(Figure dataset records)
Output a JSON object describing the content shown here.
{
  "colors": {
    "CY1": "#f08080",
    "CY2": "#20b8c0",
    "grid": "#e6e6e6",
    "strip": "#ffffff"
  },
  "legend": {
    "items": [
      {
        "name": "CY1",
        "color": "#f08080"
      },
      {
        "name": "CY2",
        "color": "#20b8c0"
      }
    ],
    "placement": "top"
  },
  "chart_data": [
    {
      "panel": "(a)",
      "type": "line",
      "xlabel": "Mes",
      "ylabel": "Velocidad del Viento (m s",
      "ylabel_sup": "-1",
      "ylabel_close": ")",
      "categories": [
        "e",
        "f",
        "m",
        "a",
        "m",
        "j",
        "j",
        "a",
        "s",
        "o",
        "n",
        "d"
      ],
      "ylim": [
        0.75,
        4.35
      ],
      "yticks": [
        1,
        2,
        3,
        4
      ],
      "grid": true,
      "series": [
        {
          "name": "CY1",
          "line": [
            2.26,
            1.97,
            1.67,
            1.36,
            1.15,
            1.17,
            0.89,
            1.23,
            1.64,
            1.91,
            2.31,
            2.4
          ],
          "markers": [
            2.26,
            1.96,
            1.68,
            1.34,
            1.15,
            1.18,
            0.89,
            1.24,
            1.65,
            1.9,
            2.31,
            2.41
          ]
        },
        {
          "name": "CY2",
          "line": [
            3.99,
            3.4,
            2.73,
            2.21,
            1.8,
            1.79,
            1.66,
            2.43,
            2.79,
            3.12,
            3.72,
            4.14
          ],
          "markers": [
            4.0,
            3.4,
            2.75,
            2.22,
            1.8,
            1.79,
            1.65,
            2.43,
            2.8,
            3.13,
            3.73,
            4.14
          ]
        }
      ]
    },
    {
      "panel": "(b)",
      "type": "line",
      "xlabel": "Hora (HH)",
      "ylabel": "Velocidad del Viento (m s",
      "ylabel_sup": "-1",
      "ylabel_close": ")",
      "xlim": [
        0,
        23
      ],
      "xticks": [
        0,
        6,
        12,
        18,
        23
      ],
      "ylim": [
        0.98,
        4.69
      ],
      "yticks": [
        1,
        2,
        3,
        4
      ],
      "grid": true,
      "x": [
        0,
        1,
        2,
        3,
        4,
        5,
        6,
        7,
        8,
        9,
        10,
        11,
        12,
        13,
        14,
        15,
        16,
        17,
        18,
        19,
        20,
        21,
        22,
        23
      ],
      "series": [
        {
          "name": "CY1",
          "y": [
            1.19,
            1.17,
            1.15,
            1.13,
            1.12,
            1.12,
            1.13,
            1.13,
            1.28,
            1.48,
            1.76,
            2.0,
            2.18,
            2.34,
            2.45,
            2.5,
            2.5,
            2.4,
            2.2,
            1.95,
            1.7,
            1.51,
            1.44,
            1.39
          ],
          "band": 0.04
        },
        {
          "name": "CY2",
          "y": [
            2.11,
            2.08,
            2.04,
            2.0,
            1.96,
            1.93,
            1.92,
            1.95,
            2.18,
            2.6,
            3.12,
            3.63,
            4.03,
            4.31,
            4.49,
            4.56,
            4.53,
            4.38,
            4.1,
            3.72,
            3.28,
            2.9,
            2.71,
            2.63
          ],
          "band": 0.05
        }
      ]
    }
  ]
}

GIVEN INSTRUCTION: All of the data above should be transcribed exactly.

SOLUTION TO THIS PROBLEM:
Output a JSON object describing the content shown here.
{
  "colors": {
    "CY1": "#f08080",
    "CY2": "#20b8c0",
    "grid": "#e6e6e6",
    "strip": "#ffffff"
  },
  "legend": {
    "items": [
      {
        "name": "CY1",
        "color": "#f08080"
      },
      {
        "name": "CY2",
        "color": "#20b8c0"
      }
    ],
    "placement": "top"
  },
  "chart_data": [
    {
      "panel": "(a)",
      "type": "line",
      "xlabel": "Mes",
      "ylabel": "Velocidad del Viento (m s",
      "ylabel_sup": "-1",
      "ylabel_close": ")",
      "categories": [
        "e",
        "f",
        "m",
        "a",
        "m",
        "j",
        "j",
        "a",
        "s",
        "o",
        "n",
        "d"
      ],
      "ylim": [
        0.75,
        4.35
      ],
      "yticks": [
        1,
        2,
        3,
        4
      ],
      "grid": true,
      "series": [
        {
          "name": "CY1",
          "line": [
            2.26,
            1.97,
            1.67,
            1.36,
            1.15,
            1.17,
            0.89,
            1.23,
            1.64,
            1.91,
            2.31,
            2.4
          ],
          "markers": [
            2.26,
            1.96,
            1.68,
            1.34,
            1.15,
            1.18,
            0.89,
            1.24,
            1.65,
            1.9,
            2.31,
            2.41
          ]
        },
        {
          "name": "CY2",
          "line": [
            3.99,
            3.4,
            2.73,
            2.21,
            1.8,
            1.79,
            1.66,
            2.43,
            2.79,
            3.12,
            3.72,
            4.14
          ],
          "markers": [
            4.0,
            3.4,
            2.75,
            2.22,
            1.8,
            1.79,
            1.65,
            2.43,
            2.8,
            3.13,
            3.73,
            4.14
          ]
        }
      ]
    },
    {
      "panel": "(b)",
      "type": "line",
      "xlabel": "Hora (HH)",
      "ylabel": "Velocidad del Viento (m s",
      "ylabel_sup": "-1",
      "ylabel_close": ")",
      "xlim": [
        0,
        23
      ],
      "xticks": [
        0,
        6,
        12,
        18,
        23
      ],
      "ylim": [
        0.98,
        4.69
      ],
      "yticks": [
        1,
        2,
        3,
        4
      ],
      "grid": true,
      "x": [
        0,
        1,
        2,
        3,
        4,
        5,
        6,
        7,
        8,
        9,
        10,
        11,
        12,
        13,
        14,
        15,
        16,
        17,
        18,
        19,
        20,
        21,
        22,
        23
      ],
      "series": [
        {
          "name": "CY1",
          "y": [
            1.19,
            1.17,
            1.15,
            1.13,
            1.12,
            1.12,
            1.13,
            1.13,
            1.28,
            1.48,
            1.76,
            2.0,
            2.18,
            2.34,
            2.45,
            2.5,
            2.5,
            2.4,
            2.2,
            1.95,
            1.7,
            1.51,
            1.44,
            1.39
          ],
          "band": 0.04
        },
        {
          "name": "CY2",
          "y": [
            2.11,
            2.08,
            2.04,
            2.0,
            1.96,
            1.93,
            1.92,
            1.95,
            2.18,
            2.6,
            3.12,
            3.63,
            4.03,
            4.31,
            4.49,
            4.56,
            4.53,
            4.38,
            4.1,
            3.72,
            3.28,
            2.9,
            2.71,
            2.63
          ],
          "band": 0.05
        }
      ]
    }
  ]
}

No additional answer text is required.